## What you are asked to do
Reproduce each of the entries below line for line without any change, leaving out the pictures.

Entries contained in a dataset:
——

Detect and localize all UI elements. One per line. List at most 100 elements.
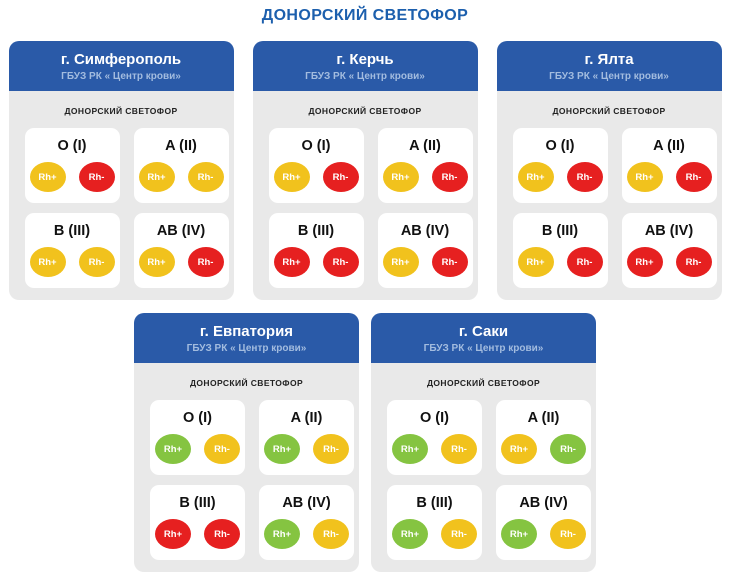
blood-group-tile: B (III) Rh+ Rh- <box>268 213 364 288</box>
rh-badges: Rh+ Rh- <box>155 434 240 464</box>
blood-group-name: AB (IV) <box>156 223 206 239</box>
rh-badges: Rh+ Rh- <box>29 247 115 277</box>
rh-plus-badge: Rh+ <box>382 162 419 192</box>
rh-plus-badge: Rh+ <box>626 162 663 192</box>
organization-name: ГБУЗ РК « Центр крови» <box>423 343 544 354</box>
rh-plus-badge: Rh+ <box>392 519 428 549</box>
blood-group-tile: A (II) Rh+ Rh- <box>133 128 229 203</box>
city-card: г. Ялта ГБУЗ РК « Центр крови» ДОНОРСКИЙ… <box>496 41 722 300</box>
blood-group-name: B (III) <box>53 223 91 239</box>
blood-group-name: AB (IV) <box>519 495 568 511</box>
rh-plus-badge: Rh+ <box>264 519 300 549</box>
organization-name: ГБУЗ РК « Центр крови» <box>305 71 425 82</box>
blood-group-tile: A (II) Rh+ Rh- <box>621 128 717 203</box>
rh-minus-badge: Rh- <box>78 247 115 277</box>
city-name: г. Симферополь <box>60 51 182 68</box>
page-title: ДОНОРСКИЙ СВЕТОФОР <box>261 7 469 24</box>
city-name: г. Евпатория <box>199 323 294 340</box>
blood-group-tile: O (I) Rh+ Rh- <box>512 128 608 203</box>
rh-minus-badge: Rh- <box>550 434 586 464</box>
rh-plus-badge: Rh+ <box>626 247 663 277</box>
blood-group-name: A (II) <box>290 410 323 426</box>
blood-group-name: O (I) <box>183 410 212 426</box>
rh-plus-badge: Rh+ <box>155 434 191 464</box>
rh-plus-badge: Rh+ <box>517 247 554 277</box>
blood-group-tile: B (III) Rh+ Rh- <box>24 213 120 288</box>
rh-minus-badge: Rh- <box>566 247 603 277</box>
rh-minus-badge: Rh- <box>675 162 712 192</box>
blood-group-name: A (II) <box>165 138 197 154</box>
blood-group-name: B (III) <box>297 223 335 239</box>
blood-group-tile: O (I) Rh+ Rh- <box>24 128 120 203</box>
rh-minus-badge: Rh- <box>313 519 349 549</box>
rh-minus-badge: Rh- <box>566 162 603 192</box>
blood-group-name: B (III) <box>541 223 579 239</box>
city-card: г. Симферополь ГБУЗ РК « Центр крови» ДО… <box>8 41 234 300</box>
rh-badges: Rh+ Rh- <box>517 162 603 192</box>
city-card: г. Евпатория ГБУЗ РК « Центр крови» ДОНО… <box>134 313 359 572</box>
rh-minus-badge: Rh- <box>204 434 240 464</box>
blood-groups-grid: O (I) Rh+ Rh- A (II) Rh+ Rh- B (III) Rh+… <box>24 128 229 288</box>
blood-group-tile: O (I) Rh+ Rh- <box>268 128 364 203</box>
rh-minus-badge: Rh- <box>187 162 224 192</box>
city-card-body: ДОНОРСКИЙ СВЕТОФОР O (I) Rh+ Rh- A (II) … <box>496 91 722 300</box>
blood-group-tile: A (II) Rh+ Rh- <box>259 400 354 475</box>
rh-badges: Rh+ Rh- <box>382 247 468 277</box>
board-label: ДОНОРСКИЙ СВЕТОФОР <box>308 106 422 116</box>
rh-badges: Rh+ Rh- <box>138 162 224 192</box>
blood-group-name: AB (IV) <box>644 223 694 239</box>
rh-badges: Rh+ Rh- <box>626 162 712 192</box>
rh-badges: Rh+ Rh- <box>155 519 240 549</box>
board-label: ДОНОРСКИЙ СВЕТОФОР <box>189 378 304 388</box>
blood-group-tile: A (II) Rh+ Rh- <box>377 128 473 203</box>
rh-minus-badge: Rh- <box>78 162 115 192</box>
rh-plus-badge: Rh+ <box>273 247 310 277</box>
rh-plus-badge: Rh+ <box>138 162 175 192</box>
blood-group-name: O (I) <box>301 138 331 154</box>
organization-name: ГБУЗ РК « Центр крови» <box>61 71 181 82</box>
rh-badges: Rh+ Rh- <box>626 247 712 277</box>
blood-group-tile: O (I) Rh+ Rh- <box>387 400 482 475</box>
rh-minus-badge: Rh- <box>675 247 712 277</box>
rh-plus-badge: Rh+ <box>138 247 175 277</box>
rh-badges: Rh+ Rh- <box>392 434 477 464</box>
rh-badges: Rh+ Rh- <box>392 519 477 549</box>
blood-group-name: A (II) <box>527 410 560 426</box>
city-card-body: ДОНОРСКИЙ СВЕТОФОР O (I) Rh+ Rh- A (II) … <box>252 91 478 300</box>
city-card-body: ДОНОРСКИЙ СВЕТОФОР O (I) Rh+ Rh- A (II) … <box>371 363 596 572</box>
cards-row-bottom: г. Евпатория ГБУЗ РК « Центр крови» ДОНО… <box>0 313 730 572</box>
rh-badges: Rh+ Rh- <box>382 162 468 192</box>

——

## Worked solution
Detect and localize all UI elements. One per line. List at most 100 elements.
blood-group-tile: B (III) Rh+ Rh- <box>268 213 364 288</box>
rh-badges: Rh+ Rh- <box>155 434 240 464</box>
blood-group-name: AB (IV) <box>156 223 206 239</box>
rh-badges: Rh+ Rh- <box>29 247 115 277</box>
rh-plus-badge: Rh+ <box>382 162 419 192</box>
rh-plus-badge: Rh+ <box>626 162 663 192</box>
organization-name: ГБУЗ РК « Центр крови» <box>423 343 544 354</box>
rh-plus-badge: Rh+ <box>392 519 428 549</box>
blood-group-tile: A (II) Rh+ Rh- <box>133 128 229 203</box>
city-card: г. Ялта ГБУЗ РК « Центр крови» ДОНОРСКИЙ… <box>496 41 722 300</box>
blood-group-name: B (III) <box>53 223 91 239</box>
blood-group-name: AB (IV) <box>519 495 568 511</box>
rh-plus-badge: Rh+ <box>264 519 300 549</box>
organization-name: ГБУЗ РК « Центр крови» <box>305 71 425 82</box>
blood-group-tile: A (II) Rh+ Rh- <box>621 128 717 203</box>
rh-minus-badge: Rh- <box>78 247 115 277</box>
city-name: г. Симферополь <box>60 51 182 68</box>
page-title: ДОНОРСКИЙ СВЕТОФОР <box>261 7 469 24</box>
city-name: г. Евпатория <box>199 323 294 340</box>
blood-group-tile: O (I) Rh+ Rh- <box>512 128 608 203</box>
rh-minus-badge: Rh- <box>550 434 586 464</box>
rh-plus-badge: Rh+ <box>626 247 663 277</box>
blood-group-name: A (II) <box>290 410 323 426</box>
blood-group-name: O (I) <box>183 410 212 426</box>
rh-plus-badge: Rh+ <box>155 434 191 464</box>
rh-plus-badge: Rh+ <box>517 247 554 277</box>
blood-group-tile: B (III) Rh+ Rh- <box>24 213 120 288</box>
rh-minus-badge: Rh- <box>566 247 603 277</box>
rh-minus-badge: Rh- <box>675 162 712 192</box>
blood-group-name: A (II) <box>165 138 197 154</box>
blood-group-name: B (III) <box>297 223 335 239</box>
blood-group-tile: O (I) Rh+ Rh- <box>24 128 120 203</box>
rh-minus-badge: Rh- <box>313 519 349 549</box>
rh-minus-badge: Rh- <box>566 162 603 192</box>
blood-group-name: B (III) <box>541 223 579 239</box>
city-card: г. Симферополь ГБУЗ РК « Центр крови» ДО… <box>8 41 234 300</box>
rh-badges: Rh+ Rh- <box>517 162 603 192</box>
city-card: г. Евпатория ГБУЗ РК « Центр крови» ДОНО… <box>134 313 359 572</box>
rh-minus-badge: Rh- <box>204 434 240 464</box>
blood-groups-grid: O (I) Rh+ Rh- A (II) Rh+ Rh- B (III) Rh+… <box>24 128 229 288</box>
blood-group-tile: O (I) Rh+ Rh- <box>268 128 364 203</box>
rh-minus-badge: Rh- <box>187 162 224 192</box>
city-card-body: ДОНОРСКИЙ СВЕТОФОР O (I) Rh+ Rh- A (II) … <box>496 91 722 300</box>
blood-group-tile: A (II) Rh+ Rh- <box>259 400 354 475</box>
rh-badges: Rh+ Rh- <box>382 247 468 277</box>
board-label: ДОНОРСКИЙ СВЕТОФОР <box>308 106 422 116</box>
rh-badges: Rh+ Rh- <box>138 162 224 192</box>
blood-group-name: AB (IV) <box>644 223 694 239</box>
rh-badges: Rh+ Rh- <box>626 162 712 192</box>
rh-badges: Rh+ Rh- <box>155 519 240 549</box>
board-label: ДОНОРСКИЙ СВЕТОФОР <box>189 378 304 388</box>
blood-group-tile: A (II) Rh+ Rh- <box>377 128 473 203</box>
rh-minus-badge: Rh- <box>78 162 115 192</box>
rh-plus-badge: Rh+ <box>273 247 310 277</box>
rh-plus-badge: Rh+ <box>138 162 175 192</box>
blood-group-name: O (I) <box>301 138 331 154</box>
organization-name: ГБУЗ РК « Центр крови» <box>61 71 181 82</box>
rh-badges: Rh+ Rh- <box>626 247 712 277</box>
blood-group-tile: O (I) Rh+ Rh- <box>387 400 482 475</box>
rh-minus-badge: Rh- <box>675 247 712 277</box>
rh-plus-badge: Rh+ <box>138 247 175 277</box>
rh-badges: Rh+ Rh- <box>392 434 477 464</box>
rh-badges: Rh+ Rh- <box>392 519 477 549</box>
blood-group-name: A (II) <box>527 410 560 426</box>
city-card-body: ДОНОРСКИЙ СВЕТОФОР O (I) Rh+ Rh- A (II) … <box>252 91 478 300</box>
city-card-body: ДОНОРСКИЙ СВЕТОФОР O (I) Rh+ Rh- A (II) … <box>371 363 596 572</box>
cards-row-bottom: г. Евпатория ГБУЗ РК « Центр крови» ДОНО… <box>0 313 730 572</box>
rh-badges: Rh+ Rh- <box>382 162 468 192</box>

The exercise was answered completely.